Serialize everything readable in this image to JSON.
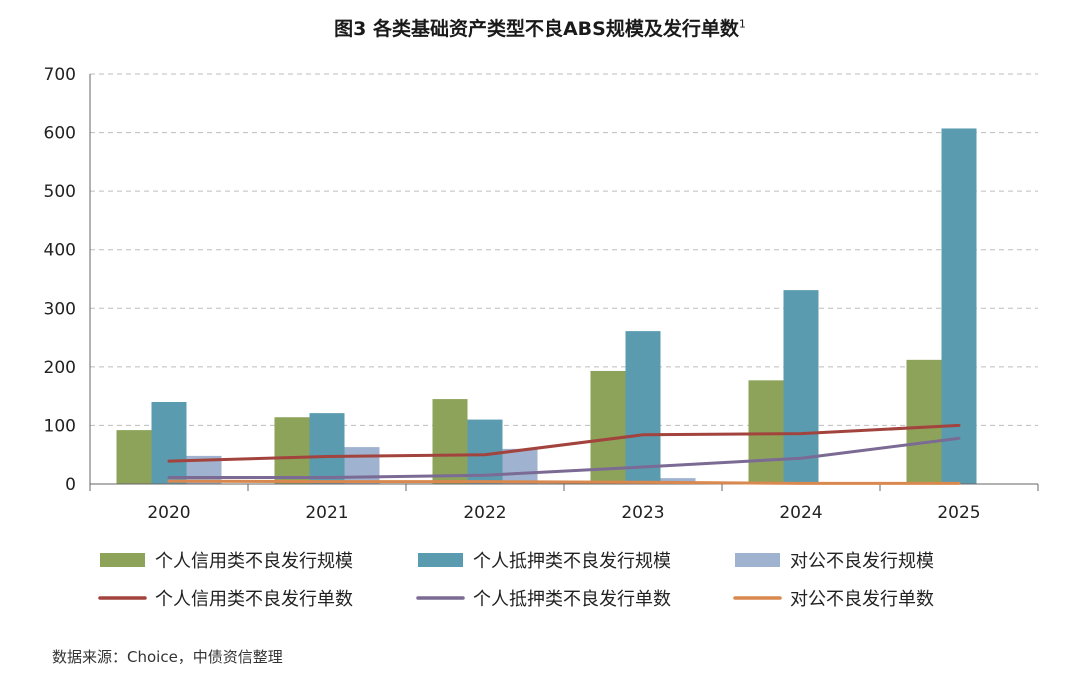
{
  "chart_data": {
    "type": "bar",
    "title": "图3  各类基础资产类型不良ABS规模及发行单数",
    "title_footnote": "1",
    "categories": [
      "2020",
      "2021",
      "2022",
      "2023",
      "2024",
      "2025"
    ],
    "y_ticks": [
      "0",
      "100",
      "200",
      "300",
      "400",
      "500",
      "600",
      "700"
    ],
    "ylim": [
      0,
      700
    ],
    "grid": true,
    "legend_position": "bottom",
    "bar_series": [
      {
        "name": "个人信用类不良发行规模",
        "color": "#8da35a",
        "values": [
          92,
          114,
          145,
          193,
          177,
          212
        ]
      },
      {
        "name": "个人抵押类不良发行规模",
        "color": "#5a9bb0",
        "values": [
          140,
          121,
          110,
          261,
          331,
          607
        ]
      },
      {
        "name": "对公不良发行规模",
        "color": "#9fb2cf",
        "values": [
          48,
          63,
          60,
          10,
          0,
          0
        ]
      }
    ],
    "line_series": [
      {
        "name": "个人信用类不良发行单数",
        "color": "#a3433d",
        "values": [
          39,
          47,
          50,
          84,
          86,
          100
        ]
      },
      {
        "name": "个人抵押类不良发行单数",
        "color": "#7a6a94",
        "values": [
          11,
          11,
          15,
          29,
          44,
          78
        ]
      },
      {
        "name": "对公不良发行单数",
        "color": "#d9894f",
        "values": [
          5,
          4,
          4,
          3,
          1,
          1
        ]
      }
    ]
  },
  "source": "数据来源：Choice，中债资信整理"
}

Task brief |
Give an exact copy of the material, leaving out every picture.

Response |
Serialize everything readable in this image to JSON.
{
  "chart_data": {
    "type": "bar",
    "title": "图3  各类基础资产类型不良ABS规模及发行单数",
    "title_footnote": "1",
    "categories": [
      "2020",
      "2021",
      "2022",
      "2023",
      "2024",
      "2025"
    ],
    "y_ticks": [
      "0",
      "100",
      "200",
      "300",
      "400",
      "500",
      "600",
      "700"
    ],
    "ylim": [
      0,
      700
    ],
    "grid": true,
    "legend_position": "bottom",
    "bar_series": [
      {
        "name": "个人信用类不良发行规模",
        "color": "#8da35a",
        "values": [
          92,
          114,
          145,
          193,
          177,
          212
        ]
      },
      {
        "name": "个人抵押类不良发行规模",
        "color": "#5a9bb0",
        "values": [
          140,
          121,
          110,
          261,
          331,
          607
        ]
      },
      {
        "name": "对公不良发行规模",
        "color": "#9fb2cf",
        "values": [
          48,
          63,
          60,
          10,
          0,
          0
        ]
      }
    ],
    "line_series": [
      {
        "name": "个人信用类不良发行单数",
        "color": "#a3433d",
        "values": [
          39,
          47,
          50,
          84,
          86,
          100
        ]
      },
      {
        "name": "个人抵押类不良发行单数",
        "color": "#7a6a94",
        "values": [
          11,
          11,
          15,
          29,
          44,
          78
        ]
      },
      {
        "name": "对公不良发行单数",
        "color": "#d9894f",
        "values": [
          5,
          4,
          4,
          3,
          1,
          1
        ]
      }
    ]
  },
  "source": "数据来源：Choice，中债资信整理"
}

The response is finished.